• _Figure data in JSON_

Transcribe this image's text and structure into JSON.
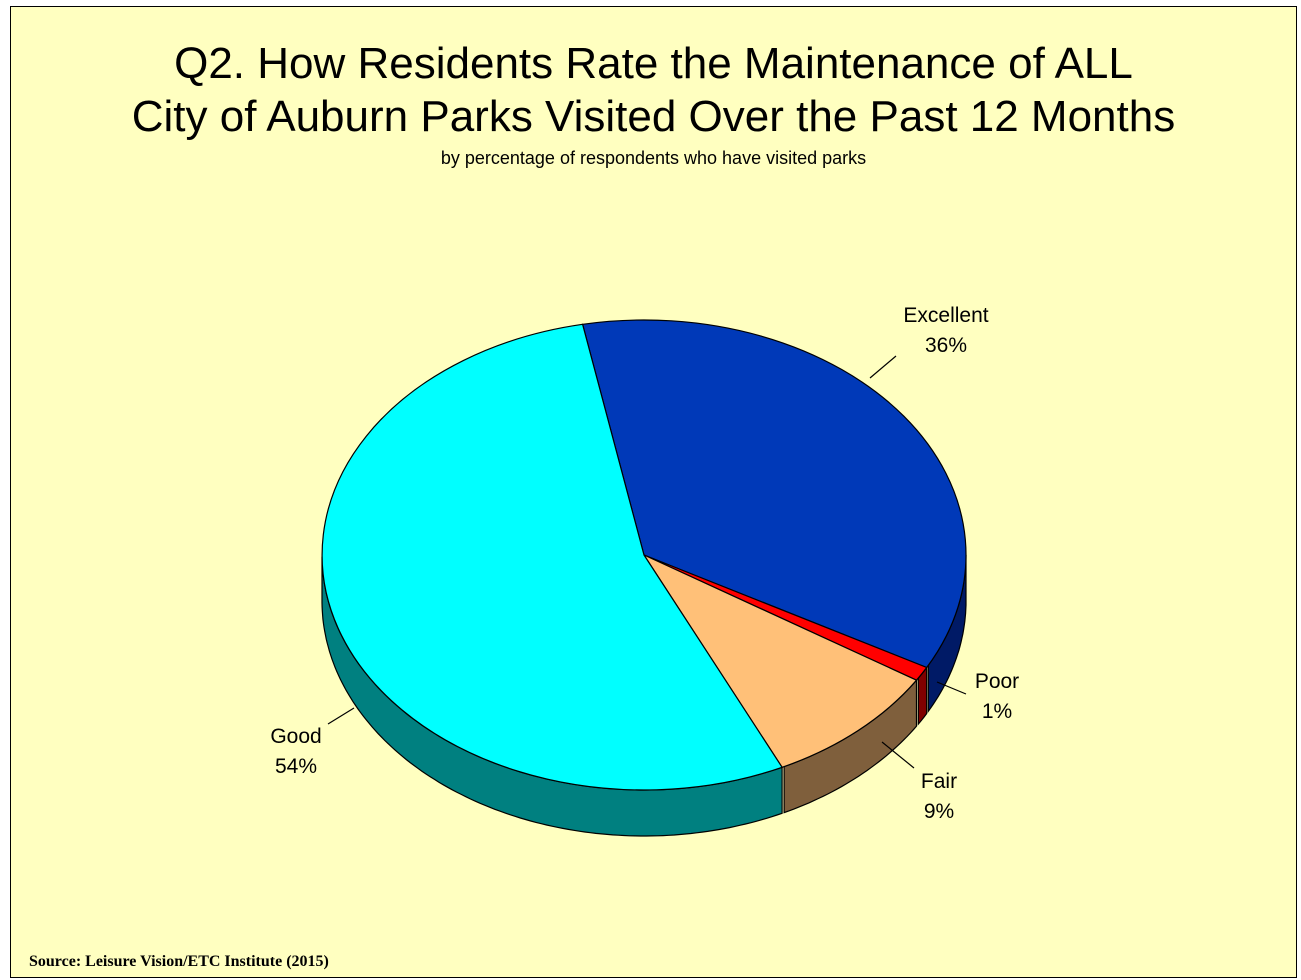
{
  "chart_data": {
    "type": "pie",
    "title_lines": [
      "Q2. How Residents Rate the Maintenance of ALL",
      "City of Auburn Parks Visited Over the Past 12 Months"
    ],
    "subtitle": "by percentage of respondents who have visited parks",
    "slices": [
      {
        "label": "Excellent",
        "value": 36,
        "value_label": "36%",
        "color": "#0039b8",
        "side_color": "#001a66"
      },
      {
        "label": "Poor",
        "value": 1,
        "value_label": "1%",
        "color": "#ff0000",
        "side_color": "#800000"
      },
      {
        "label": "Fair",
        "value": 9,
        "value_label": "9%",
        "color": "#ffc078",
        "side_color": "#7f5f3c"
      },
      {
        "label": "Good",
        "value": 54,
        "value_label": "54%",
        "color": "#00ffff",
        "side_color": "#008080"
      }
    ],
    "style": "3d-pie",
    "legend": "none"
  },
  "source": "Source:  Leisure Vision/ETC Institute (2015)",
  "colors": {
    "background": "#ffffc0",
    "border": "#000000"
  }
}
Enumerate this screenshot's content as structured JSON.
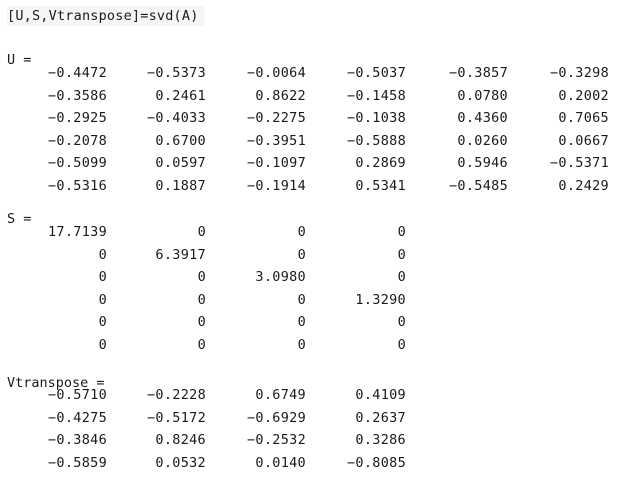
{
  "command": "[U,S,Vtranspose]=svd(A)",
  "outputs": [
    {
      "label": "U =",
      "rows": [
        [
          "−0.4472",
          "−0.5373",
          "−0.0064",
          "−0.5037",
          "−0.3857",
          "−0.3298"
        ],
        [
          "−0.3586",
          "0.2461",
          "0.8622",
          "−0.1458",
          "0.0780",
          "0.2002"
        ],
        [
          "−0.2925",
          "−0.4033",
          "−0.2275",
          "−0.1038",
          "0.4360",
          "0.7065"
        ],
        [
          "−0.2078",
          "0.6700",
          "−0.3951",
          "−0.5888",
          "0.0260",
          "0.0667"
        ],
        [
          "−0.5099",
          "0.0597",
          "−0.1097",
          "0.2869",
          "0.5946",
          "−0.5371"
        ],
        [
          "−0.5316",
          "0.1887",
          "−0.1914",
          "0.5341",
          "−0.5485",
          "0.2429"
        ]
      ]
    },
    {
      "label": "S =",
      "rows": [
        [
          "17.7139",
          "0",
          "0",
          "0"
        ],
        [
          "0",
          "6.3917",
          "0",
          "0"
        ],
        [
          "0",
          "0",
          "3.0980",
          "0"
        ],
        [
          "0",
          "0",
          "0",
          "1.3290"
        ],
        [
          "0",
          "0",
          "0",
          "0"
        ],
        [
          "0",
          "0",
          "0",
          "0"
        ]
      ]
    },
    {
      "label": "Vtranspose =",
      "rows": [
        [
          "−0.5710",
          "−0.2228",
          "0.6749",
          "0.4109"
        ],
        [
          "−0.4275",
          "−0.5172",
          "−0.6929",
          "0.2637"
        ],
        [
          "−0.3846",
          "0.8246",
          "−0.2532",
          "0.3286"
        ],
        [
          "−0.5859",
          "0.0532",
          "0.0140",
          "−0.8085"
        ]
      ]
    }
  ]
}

• _Set exercise_
Except for the pictures, copy the material above exactly.

• _Answer to the task_
Transcribe this image's text and structure into JSON.
{
  "chart_data": {
    "type": "pie",
    "title_lines": [
      "Q2. How Residents Rate the Maintenance of ALL",
      "City of Auburn Parks Visited Over the Past 12 Months"
    ],
    "subtitle": "by percentage of respondents who have visited parks",
    "slices": [
      {
        "label": "Excellent",
        "value": 36,
        "value_label": "36%",
        "color": "#0039b8",
        "side_color": "#001a66"
      },
      {
        "label": "Poor",
        "value": 1,
        "value_label": "1%",
        "color": "#ff0000",
        "side_color": "#800000"
      },
      {
        "label": "Fair",
        "value": 9,
        "value_label": "9%",
        "color": "#ffc078",
        "side_color": "#7f5f3c"
      },
      {
        "label": "Good",
        "value": 54,
        "value_label": "54%",
        "color": "#00ffff",
        "side_color": "#008080"
      }
    ],
    "style": "3d-pie",
    "legend": "none"
  },
  "source": "Source:  Leisure Vision/ETC Institute (2015)",
  "colors": {
    "background": "#ffffc0",
    "border": "#000000"
  }
}
Enumerate this screenshot's content as structured JSON.
{
  "command": "[U,S,Vtranspose]=svd(A)",
  "outputs": [
    {
      "label": "U =",
      "rows": [
        [
          "−0.4472",
          "−0.5373",
          "−0.0064",
          "−0.5037",
          "−0.3857",
          "−0.3298"
        ],
        [
          "−0.3586",
          "0.2461",
          "0.8622",
          "−0.1458",
          "0.0780",
          "0.2002"
        ],
        [
          "−0.2925",
          "−0.4033",
          "−0.2275",
          "−0.1038",
          "0.4360",
          "0.7065"
        ],
        [
          "−0.2078",
          "0.6700",
          "−0.3951",
          "−0.5888",
          "0.0260",
          "0.0667"
        ],
        [
          "−0.5099",
          "0.0597",
          "−0.1097",
          "0.2869",
          "0.5946",
          "−0.5371"
        ],
        [
          "−0.5316",
          "0.1887",
          "−0.1914",
          "0.5341",
          "−0.5485",
          "0.2429"
        ]
      ]
    },
    {
      "label": "S =",
      "rows": [
        [
          "17.7139",
          "0",
          "0",
          "0"
        ],
        [
          "0",
          "6.3917",
          "0",
          "0"
        ],
        [
          "0",
          "0",
          "3.0980",
          "0"
        ],
        [
          "0",
          "0",
          "0",
          "1.3290"
        ],
        [
          "0",
          "0",
          "0",
          "0"
        ],
        [
          "0",
          "0",
          "0",
          "0"
        ]
      ]
    },
    {
      "label": "Vtranspose =",
      "rows": [
        [
          "−0.5710",
          "−0.2228",
          "0.6749",
          "0.4109"
        ],
        [
          "−0.4275",
          "−0.5172",
          "−0.6929",
          "0.2637"
        ],
        [
          "−0.3846",
          "0.8246",
          "−0.2532",
          "0.3286"
        ],
        [
          "−0.5859",
          "0.0532",
          "0.0140",
          "−0.8085"
        ]
      ]
    }
  ]
}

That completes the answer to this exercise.